##### TEXTO FORNECIDO

Por Raimundo Bonfim*, especial para os Jornalistas Livres
O que causou o golpe?
Nunca é demais lembrar que o golpe que derrubou a presidenta Dilma em 2016 foi tramado a partir dos interesses de grupos econômicos internacionais, com o objetivo de se apropriarem das riquezas nacionais, em especial petróleo, energia elétrica, minérios, água, biodiversidade e terra.
Os interesses das multinacionais encontraram eco no Brasil. Aqui contaram com amplo apoio empresarial, midiático, judiciário, parlamentar – que recorreram ao mote do combate à corrupção, à crise econômica e à falta de base parlamentar para iniciar o processo de impeachment.
Mas, para justificar o golpe faltava um elemento fundamental: o apoio das ruas. É interessante notar que nenhuma entidade ou movimento social representativo da sociedade topou participar da farsa. Então, inventaram os chamados movimentos pró-impeachment, completamente artificiais, como o MBL, Vem pra Rua, Revoltados Online e outros. A mídia golpista convocava os protestos, e esses “movimentos” assumiam o protagonismo nos carros de som, durante as manifestações.
O impeachment sem crime de responsabilidade não poderia mesmo trazer calmaria para o cenário político, pelo contrário, era previsível o acirramento político. Foi o que ocorreu desde 12 de maio de 2016, quando a presidenta foi afastada.

##########

PARTES DO EXERCÍCIO -
[a] Devolva sem qualquer alteração as linhas das entradas, começando pela primeira entrada e terminando na linha que contém "shield-icon (71, 12, 85, 26)", com ambas as extremidades incluídas.
[b] Dê seguimento ao texto sobre o golpe de 2016 contra a presidenta Dilma, começando logo após a última frase apresentada.
As entradas não guardam nenhuma relação com o texto.

##### ENTRADAS DE DADOS

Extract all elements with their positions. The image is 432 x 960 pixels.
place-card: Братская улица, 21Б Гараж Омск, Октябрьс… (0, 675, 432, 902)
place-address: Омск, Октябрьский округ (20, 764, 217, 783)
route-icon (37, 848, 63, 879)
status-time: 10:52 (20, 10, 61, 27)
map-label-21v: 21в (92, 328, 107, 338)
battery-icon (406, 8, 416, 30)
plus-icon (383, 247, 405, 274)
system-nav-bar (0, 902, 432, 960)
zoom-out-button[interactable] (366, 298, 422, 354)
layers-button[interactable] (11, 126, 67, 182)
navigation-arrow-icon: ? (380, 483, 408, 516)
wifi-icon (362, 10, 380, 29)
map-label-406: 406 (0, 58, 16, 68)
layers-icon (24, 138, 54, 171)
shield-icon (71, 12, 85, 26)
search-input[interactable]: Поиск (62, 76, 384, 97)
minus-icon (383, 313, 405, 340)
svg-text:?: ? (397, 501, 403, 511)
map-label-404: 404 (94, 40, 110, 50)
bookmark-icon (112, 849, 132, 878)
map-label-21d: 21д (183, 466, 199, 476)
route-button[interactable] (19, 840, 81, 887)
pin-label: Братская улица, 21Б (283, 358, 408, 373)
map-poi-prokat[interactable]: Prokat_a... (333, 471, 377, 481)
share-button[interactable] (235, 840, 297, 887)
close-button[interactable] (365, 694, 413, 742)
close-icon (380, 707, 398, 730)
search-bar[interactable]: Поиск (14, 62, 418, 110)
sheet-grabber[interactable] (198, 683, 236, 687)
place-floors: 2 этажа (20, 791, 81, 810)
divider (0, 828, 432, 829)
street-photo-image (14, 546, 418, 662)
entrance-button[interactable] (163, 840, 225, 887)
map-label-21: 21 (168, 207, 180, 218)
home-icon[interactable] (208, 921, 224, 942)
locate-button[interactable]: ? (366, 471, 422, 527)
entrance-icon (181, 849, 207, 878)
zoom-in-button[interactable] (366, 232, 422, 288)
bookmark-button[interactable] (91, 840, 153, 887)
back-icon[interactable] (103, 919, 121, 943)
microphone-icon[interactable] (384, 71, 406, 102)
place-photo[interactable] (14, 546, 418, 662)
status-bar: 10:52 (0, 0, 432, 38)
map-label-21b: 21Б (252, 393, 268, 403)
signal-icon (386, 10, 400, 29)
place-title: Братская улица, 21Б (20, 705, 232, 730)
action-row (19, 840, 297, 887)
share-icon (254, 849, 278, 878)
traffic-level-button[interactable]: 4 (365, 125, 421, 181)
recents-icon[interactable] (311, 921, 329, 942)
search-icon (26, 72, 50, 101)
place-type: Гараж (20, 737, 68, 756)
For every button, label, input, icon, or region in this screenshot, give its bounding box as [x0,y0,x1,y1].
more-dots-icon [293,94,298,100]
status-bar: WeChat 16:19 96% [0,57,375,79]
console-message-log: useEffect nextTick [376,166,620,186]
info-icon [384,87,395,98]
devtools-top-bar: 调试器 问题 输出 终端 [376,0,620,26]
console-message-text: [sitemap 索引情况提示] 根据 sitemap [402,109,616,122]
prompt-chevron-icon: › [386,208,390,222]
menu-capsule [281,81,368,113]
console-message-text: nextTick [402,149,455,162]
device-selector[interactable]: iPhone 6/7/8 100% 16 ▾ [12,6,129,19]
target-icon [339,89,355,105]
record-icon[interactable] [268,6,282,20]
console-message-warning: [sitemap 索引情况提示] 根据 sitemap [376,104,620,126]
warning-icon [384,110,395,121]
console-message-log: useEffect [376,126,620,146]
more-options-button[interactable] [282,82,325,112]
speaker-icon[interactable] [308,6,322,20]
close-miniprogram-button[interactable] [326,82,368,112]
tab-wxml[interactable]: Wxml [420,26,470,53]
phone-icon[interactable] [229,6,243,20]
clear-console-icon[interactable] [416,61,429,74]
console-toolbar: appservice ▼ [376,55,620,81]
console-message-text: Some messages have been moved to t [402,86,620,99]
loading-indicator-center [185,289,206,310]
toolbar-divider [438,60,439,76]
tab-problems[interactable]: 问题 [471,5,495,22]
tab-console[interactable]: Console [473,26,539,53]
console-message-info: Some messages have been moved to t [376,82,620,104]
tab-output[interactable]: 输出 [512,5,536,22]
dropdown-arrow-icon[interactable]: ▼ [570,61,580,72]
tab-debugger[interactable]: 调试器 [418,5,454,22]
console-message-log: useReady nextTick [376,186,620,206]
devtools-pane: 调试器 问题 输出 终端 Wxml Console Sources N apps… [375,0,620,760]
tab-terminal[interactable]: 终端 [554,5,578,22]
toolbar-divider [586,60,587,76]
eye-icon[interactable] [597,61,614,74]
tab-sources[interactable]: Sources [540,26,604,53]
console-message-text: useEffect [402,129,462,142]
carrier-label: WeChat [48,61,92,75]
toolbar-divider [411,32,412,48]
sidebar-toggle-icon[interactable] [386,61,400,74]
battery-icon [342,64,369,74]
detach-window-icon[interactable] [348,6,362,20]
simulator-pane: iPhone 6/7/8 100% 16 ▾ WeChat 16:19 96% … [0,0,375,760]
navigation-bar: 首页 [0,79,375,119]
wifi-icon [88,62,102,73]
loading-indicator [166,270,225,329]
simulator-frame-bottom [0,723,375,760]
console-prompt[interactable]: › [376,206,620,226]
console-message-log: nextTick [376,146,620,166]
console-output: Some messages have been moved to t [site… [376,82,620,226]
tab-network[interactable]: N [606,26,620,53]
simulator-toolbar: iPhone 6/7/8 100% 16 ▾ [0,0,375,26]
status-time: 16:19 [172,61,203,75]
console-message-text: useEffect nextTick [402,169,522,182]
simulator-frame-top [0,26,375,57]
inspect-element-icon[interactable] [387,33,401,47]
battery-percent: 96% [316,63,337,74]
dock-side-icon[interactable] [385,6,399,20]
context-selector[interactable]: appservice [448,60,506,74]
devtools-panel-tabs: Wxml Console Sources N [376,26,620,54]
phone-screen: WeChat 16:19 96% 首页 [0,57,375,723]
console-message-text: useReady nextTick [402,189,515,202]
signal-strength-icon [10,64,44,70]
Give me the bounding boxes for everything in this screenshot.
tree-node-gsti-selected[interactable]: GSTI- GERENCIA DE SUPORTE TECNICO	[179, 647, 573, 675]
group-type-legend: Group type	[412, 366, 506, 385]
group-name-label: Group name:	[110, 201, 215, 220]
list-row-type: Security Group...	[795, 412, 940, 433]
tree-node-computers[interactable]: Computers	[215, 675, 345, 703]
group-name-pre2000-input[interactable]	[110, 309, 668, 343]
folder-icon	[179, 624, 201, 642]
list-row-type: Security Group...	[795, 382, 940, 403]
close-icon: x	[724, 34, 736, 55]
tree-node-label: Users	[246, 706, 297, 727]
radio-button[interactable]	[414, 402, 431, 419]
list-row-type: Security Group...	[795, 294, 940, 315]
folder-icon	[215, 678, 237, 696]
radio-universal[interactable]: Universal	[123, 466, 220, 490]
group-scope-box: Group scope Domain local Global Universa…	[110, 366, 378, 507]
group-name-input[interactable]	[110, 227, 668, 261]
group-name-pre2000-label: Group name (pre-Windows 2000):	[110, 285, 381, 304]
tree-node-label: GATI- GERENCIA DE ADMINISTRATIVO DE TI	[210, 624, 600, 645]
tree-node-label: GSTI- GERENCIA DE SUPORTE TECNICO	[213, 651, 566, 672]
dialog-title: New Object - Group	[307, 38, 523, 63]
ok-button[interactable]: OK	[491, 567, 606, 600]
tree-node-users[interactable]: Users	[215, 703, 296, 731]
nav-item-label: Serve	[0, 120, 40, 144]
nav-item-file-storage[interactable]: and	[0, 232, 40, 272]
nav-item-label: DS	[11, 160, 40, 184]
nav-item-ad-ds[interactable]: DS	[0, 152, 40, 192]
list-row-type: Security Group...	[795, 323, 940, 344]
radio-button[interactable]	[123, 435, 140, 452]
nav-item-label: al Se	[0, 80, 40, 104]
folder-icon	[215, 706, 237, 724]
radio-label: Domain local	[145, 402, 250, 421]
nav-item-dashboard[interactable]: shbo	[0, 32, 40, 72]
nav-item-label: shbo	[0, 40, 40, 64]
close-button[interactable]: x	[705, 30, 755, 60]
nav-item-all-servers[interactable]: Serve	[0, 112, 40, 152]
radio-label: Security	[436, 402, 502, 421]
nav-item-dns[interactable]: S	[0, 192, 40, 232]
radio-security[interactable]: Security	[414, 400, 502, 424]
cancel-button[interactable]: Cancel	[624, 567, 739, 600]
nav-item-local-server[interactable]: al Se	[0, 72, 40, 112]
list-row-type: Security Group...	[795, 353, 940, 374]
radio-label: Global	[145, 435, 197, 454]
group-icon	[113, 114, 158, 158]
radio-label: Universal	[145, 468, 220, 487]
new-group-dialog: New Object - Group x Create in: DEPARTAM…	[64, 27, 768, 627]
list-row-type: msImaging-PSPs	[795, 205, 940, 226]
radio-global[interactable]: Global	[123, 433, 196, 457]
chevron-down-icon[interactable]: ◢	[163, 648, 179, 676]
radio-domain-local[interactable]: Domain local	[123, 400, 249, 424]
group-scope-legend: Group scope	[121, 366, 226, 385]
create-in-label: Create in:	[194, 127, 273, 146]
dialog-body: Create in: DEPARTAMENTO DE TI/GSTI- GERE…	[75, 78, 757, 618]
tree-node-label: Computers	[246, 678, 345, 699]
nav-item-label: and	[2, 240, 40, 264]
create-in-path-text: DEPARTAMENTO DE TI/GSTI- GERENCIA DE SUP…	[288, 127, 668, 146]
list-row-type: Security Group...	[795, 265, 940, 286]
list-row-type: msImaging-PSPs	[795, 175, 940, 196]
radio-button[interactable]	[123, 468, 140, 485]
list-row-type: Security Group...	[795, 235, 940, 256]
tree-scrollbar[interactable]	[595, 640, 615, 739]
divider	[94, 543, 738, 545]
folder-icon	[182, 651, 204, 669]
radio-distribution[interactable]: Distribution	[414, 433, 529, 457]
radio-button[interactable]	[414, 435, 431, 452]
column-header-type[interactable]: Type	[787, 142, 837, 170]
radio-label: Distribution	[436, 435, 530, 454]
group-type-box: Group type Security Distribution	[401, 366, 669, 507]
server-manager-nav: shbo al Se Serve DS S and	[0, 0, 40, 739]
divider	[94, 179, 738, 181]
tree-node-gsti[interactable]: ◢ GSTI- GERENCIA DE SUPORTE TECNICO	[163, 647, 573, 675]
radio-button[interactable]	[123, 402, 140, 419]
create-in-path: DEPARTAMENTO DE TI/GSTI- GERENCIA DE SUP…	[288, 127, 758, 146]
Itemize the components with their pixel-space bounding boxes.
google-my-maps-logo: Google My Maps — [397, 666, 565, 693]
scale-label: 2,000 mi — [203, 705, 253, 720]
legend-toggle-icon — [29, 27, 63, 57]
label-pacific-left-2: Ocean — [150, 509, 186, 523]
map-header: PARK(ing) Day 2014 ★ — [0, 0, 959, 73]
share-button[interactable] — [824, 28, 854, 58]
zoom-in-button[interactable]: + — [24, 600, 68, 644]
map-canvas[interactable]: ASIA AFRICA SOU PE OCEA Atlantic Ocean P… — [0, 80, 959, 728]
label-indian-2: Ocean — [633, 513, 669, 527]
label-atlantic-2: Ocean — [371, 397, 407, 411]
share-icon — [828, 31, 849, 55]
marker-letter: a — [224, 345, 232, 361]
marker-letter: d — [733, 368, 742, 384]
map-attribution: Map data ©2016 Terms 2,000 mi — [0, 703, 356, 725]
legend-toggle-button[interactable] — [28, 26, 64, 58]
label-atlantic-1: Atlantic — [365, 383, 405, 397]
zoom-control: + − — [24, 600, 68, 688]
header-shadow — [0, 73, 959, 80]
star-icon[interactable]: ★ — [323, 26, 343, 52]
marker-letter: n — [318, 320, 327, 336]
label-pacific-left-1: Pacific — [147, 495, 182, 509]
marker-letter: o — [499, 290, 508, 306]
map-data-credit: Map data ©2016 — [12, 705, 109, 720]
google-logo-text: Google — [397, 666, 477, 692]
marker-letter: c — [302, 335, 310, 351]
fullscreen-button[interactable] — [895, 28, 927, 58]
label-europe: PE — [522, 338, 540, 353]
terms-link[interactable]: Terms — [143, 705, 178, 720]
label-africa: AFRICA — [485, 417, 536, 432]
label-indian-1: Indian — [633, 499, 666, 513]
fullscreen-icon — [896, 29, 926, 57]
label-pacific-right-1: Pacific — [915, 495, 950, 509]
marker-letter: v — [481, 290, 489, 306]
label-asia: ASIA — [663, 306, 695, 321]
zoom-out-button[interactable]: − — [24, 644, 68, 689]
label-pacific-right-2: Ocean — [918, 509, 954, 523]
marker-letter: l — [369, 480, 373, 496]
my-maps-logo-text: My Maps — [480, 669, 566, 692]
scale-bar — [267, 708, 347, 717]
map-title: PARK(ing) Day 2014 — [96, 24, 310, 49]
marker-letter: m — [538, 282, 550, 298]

##########

RESULTADOS -
[a]
Extract all elements with their positions. The image is 432 x 960 pixels.
place-card: Братская улица, 21Б Гараж Омск, Октябрьс… (0, 675, 432, 902)
place-address: Омск, Октябрьский округ (20, 764, 217, 783)
route-icon (37, 848, 63, 879)
status-time: 10:52 (20, 10, 61, 27)
map-label-21v: 21в (92, 328, 107, 338)
battery-icon (406, 8, 416, 30)
plus-icon (383, 247, 405, 274)
system-nav-bar (0, 902, 432, 960)
zoom-out-button[interactable] (366, 298, 422, 354)
layers-button[interactable] (11, 126, 67, 182)
navigation-arrow-icon: ? (380, 483, 408, 516)
wifi-icon (362, 10, 380, 29)
map-label-406: 406 (0, 58, 16, 68)
layers-icon (24, 138, 54, 171)
shield-icon (71, 12, 85, 26)

[b]
Desde então, o que se vê é que as principais raposas que lideram o impeachment, toda semana figuram na lista de corruptos, em especial na delação da Odebrecht, onde já surgiram os nomes de Michel Temer, Paulo Skaf (o homem do pato), Aécio Neves, Geraldo Alckmin (o santo), José Serra (o careca), Gilberto Kassab, Rodrigo Maia, Eduardo Cunha, Romero Jucá, Renan Calheiros, entre outros.
Cadê os paneleiros? Sumiram. Eles não são contra a corrupção? Só se manifestam quando é denunciado alguém do PT. Kim Kataguiri, o moralista de araque que liderava as manifestações, segundo ele contra a corrupção e pelo impeachment, quando o réu Renan Calheiros foi afastado da presidência do Senado saiu em sua defesa! É muita hipocrisia. Fascista e golpista não passarão!
O governo do golpe desfechado com o apoio de amplos setores indignados com a corrupção é –paradoxalmente– um lamaçal só. Cincos ministros já caíram por envolvimento em corrupção. Romero Jucá, que foi flagrado em vídeo tramando o fim da Operação Lava Jato para “estancar a sangria do governo”, foi premiado com o cargo de líder do governo Temer no Senado.
Ninguém tem dúvida de que Eduardo Cunha é um corrupto, mas a perda de seu mandato e a sua prisão foi uma forma de tentar engambelar a opinião pública de que o combate a corrupção é para valer, não tem seletividade.
Os vários setores continuam com o golpe em curso. A Polícia Federal, o Ministério Público e o Judiciário, apesar das provas cabais e incontestáveis contra graúdos do PSDB e PMDB… bem, até o momento, nenhum cardeal desses partidos está preso.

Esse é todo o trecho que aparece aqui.